[Short task] Without changing a character, return the entries, but not the images they hold.
-- begin Material provided --
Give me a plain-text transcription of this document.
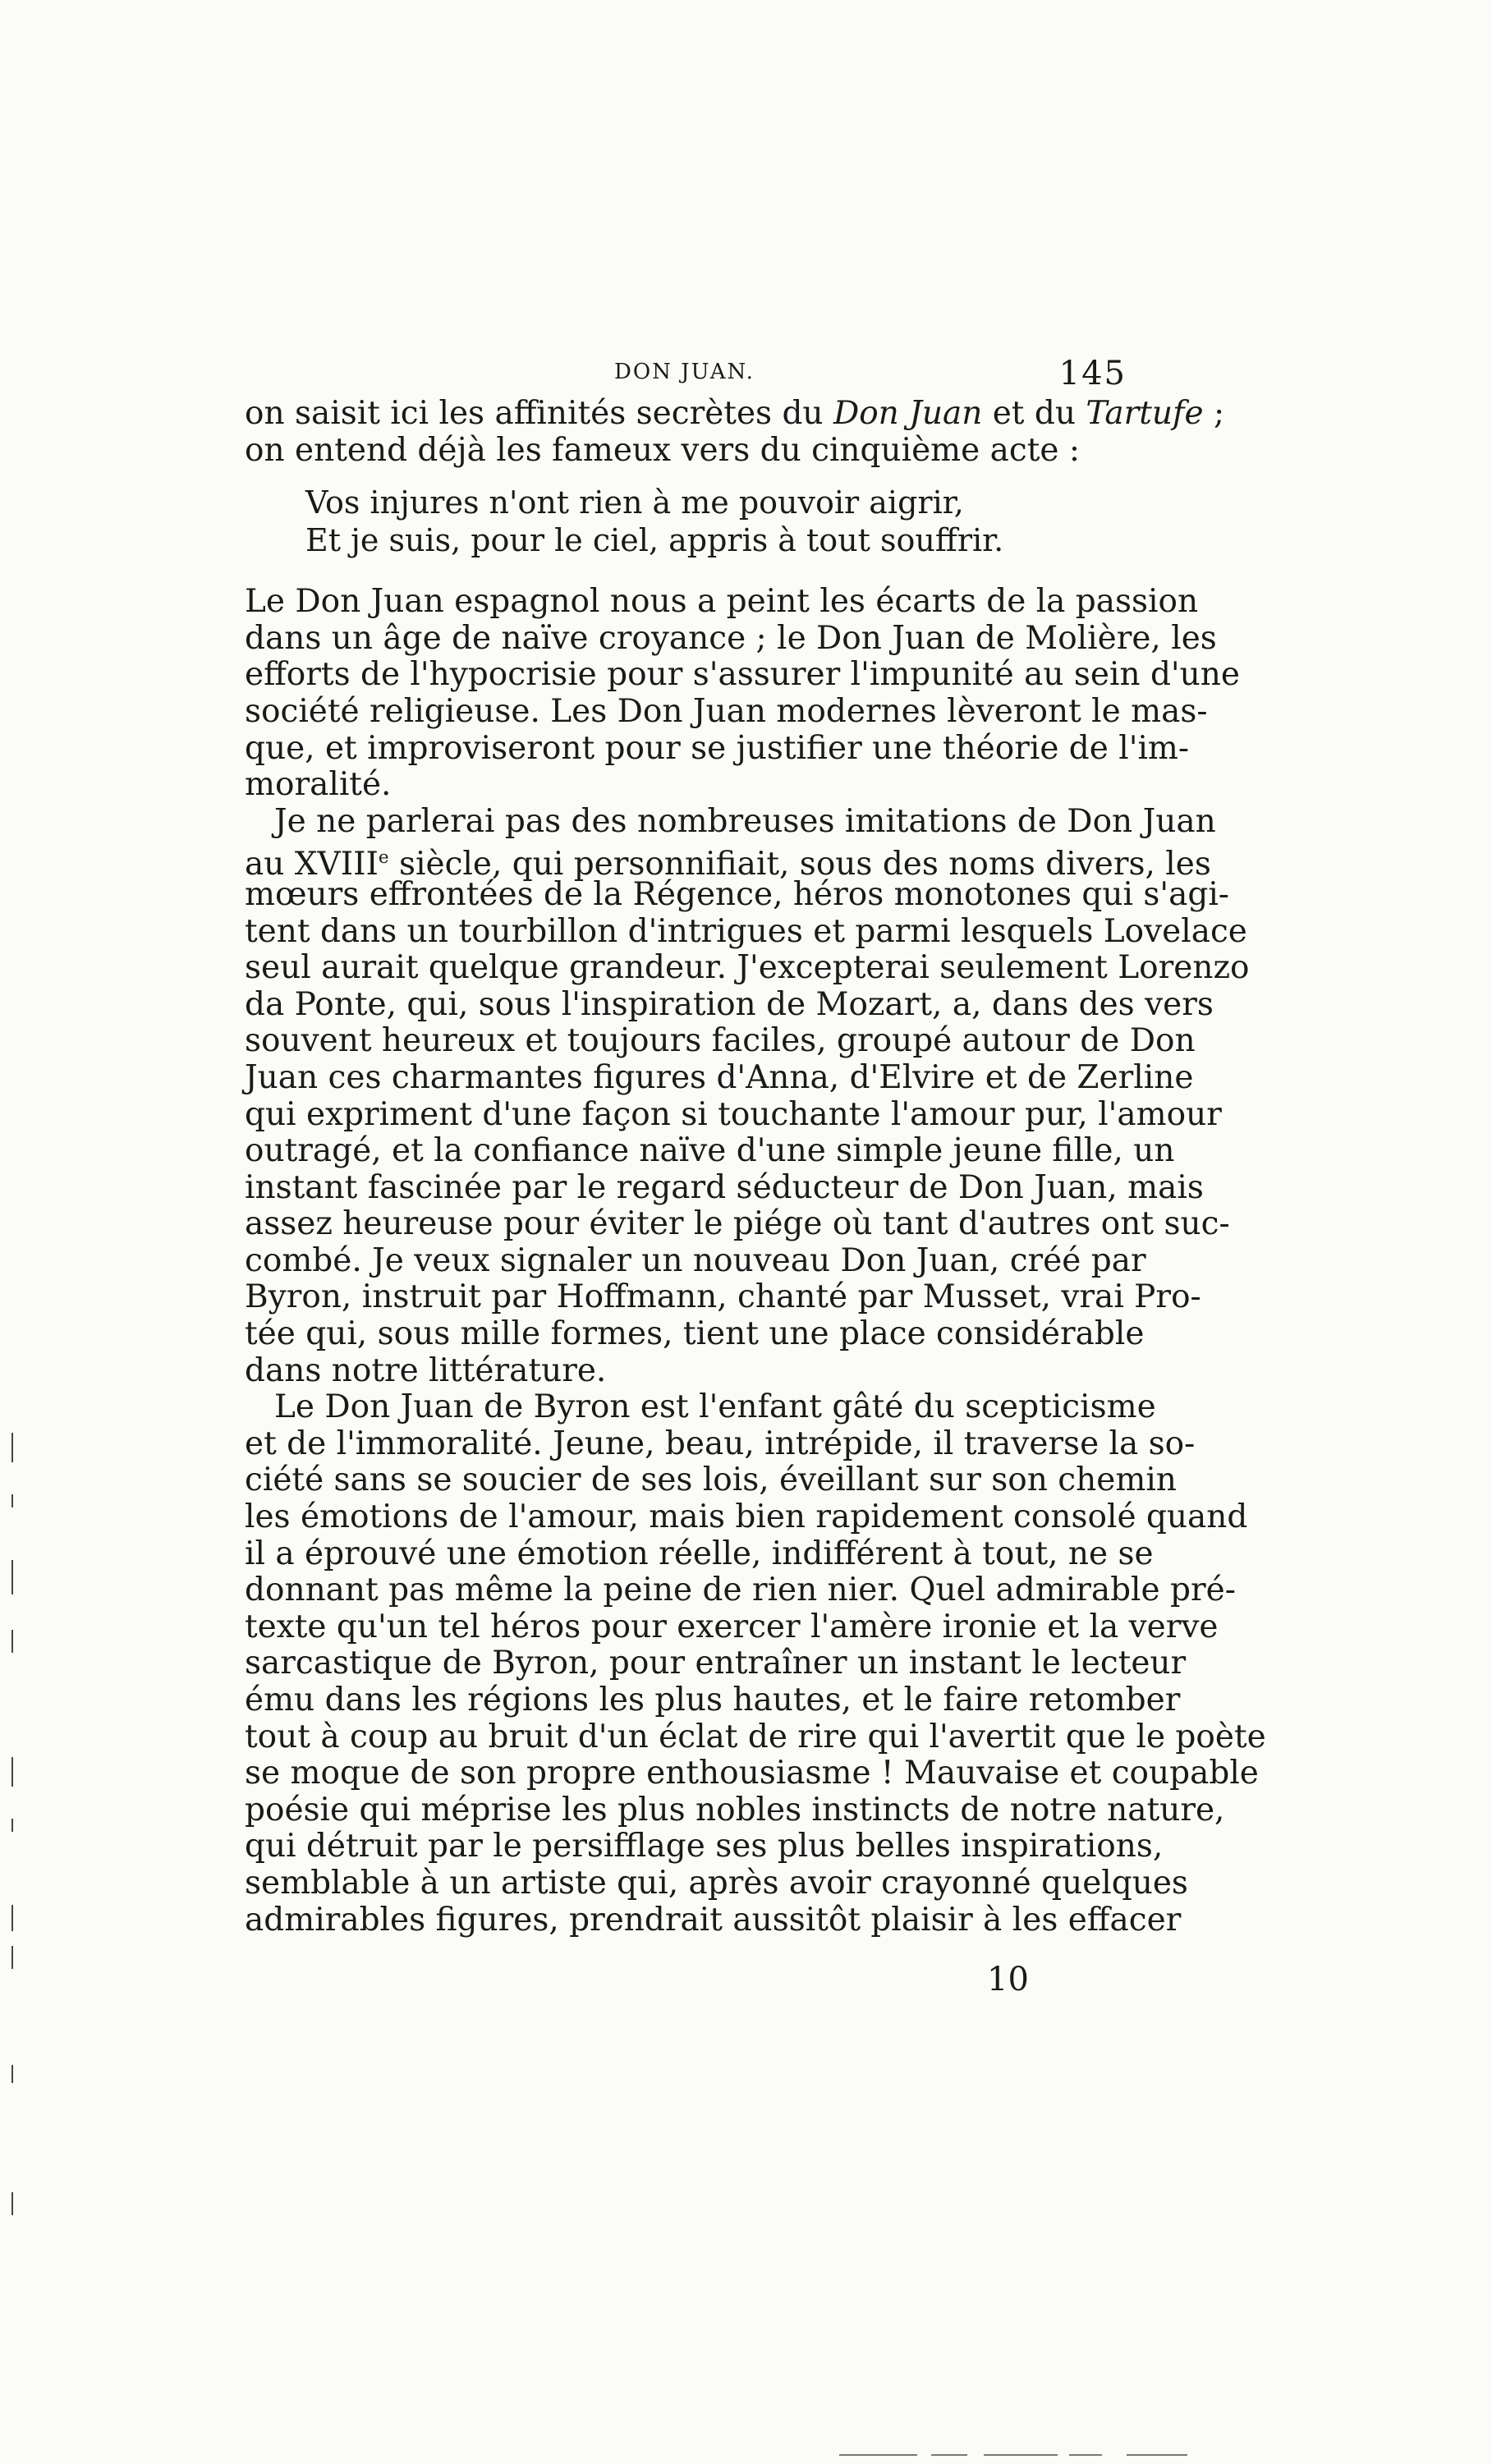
DON JUAN.	145
on saisit ici les affinités secrètes du Don Juan et du Tartufe ;
on entend déjà les fameux vers du cinquième acte :
Vos injures n'ont rien à me pouvoir aigrir,
Et je suis, pour le ciel, appris à tout souffrir.
Le Don Juan espagnol nous a peint les écarts de la passion
dans un âge de naïve croyance ; le Don Juan de Molière, les
efforts de l'hypocrisie pour s'assurer l'impunité au sein d'une
société religieuse. Les Don Juan modernes lèveront le mas-
que, et improviseront pour se justifier une théorie de l'im-
moralité.
Je ne parlerai pas des nombreuses imitations de Don Juan
au XVIIIe siècle, qui personnifiait, sous des noms divers, les
mœurs effrontées de la Régence, héros monotones qui s'agi-
tent dans un tourbillon d'intrigues et parmi lesquels Lovelace
seul aurait quelque grandeur. J'excepterai seulement Lorenzo
da Ponte, qui, sous l'inspiration de Mozart, a, dans des vers
souvent heureux et toujours faciles, groupé autour de Don
Juan ces charmantes figures d'Anna, d'Elvire et de Zerline
qui expriment d'une façon si touchante l'amour pur, l'amour
outragé, et la confiance naïve d'une simple jeune fille, un
instant fascinée par le regard séducteur de Don Juan, mais
assez heureuse pour éviter le piége où tant d'autres ont suc-
combé. Je veux signaler un nouveau Don Juan, créé par
Byron, instruit par Hoffmann, chanté par Musset, vrai Pro-
tée qui, sous mille formes, tient une place considérable
dans notre littérature.
Le Don Juan de Byron est l'enfant gâté du scepticisme
et de l'immoralité. Jeune, beau, intrépide, il traverse la so-
ciété sans se soucier de ses lois, éveillant sur son chemin
les émotions de l'amour, mais bien rapidement consolé quand
il a éprouvé une émotion réelle, indifférent à tout, ne se
donnant pas même la peine de rien nier. Quel admirable pré-
texte qu'un tel héros pour exercer l'amère ironie et la verve
sarcastique de Byron, pour entraîner un instant le lecteur
ému dans les régions les plus hautes, et le faire retomber
tout à coup au bruit d'un éclat de rire qui l'avertit que le poète
se moque de son propre enthousiasme ! Mauvaise et coupable
poésie qui méprise les plus nobles instincts de notre nature,
qui détruit par le persifflage ses plus belles inspirations,
semblable à un artiste qui, après avoir crayonné quelques
admirables figures, prendrait aussitôt plaisir à les effacer
10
-- end Material provided --
[Solution for this exercise]
Give me a plain-text transcription of this document.
DON JUAN.	145
on saisit ici les affinités secrètes du Don Juan et du Tartufe ;
on entend déjà les fameux vers du cinquième acte :
Vos injures n'ont rien à me pouvoir aigrir,
Et je suis, pour le ciel, appris à tout souffrir.
Le Don Juan espagnol nous a peint les écarts de la passion
dans un âge de naïve croyance ; le Don Juan de Molière, les
efforts de l'hypocrisie pour s'assurer l'impunité au sein d'une
société religieuse. Les Don Juan modernes lèveront le mas-
que, et improviseront pour se justifier une théorie de l'im-
moralité.
Je ne parlerai pas des nombreuses imitations de Don Juan
au XVIIIe siècle, qui personnifiait, sous des noms divers, les
mœurs effrontées de la Régence, héros monotones qui s'agi-
tent dans un tourbillon d'intrigues et parmi lesquels Lovelace
seul aurait quelque grandeur. J'excepterai seulement Lorenzo
da Ponte, qui, sous l'inspiration de Mozart, a, dans des vers
souvent heureux et toujours faciles, groupé autour de Don
Juan ces charmantes figures d'Anna, d'Elvire et de Zerline
qui expriment d'une façon si touchante l'amour pur, l'amour
outragé, et la confiance naïve d'une simple jeune fille, un
instant fascinée par le regard séducteur de Don Juan, mais
assez heureuse pour éviter le piége où tant d'autres ont suc-
combé. Je veux signaler un nouveau Don Juan, créé par
Byron, instruit par Hoffmann, chanté par Musset, vrai Pro-
tée qui, sous mille formes, tient une place considérable
dans notre littérature.
Le Don Juan de Byron est l'enfant gâté du scepticisme
et de l'immoralité. Jeune, beau, intrépide, il traverse la so-
ciété sans se soucier de ses lois, éveillant sur son chemin
les émotions de l'amour, mais bien rapidement consolé quand
il a éprouvé une émotion réelle, indifférent à tout, ne se
donnant pas même la peine de rien nier. Quel admirable pré-
texte qu'un tel héros pour exercer l'amère ironie et la verve
sarcastique de Byron, pour entraîner un instant le lecteur
ému dans les régions les plus hautes, et le faire retomber
tout à coup au bruit d'un éclat de rire qui l'avertit que le poète
se moque de son propre enthousiasme ! Mauvaise et coupable
poésie qui méprise les plus nobles instincts de notre nature,
qui détruit par le persifflage ses plus belles inspirations,
semblable à un artiste qui, après avoir crayonné quelques
admirables figures, prendrait aussitôt plaisir à les effacer
10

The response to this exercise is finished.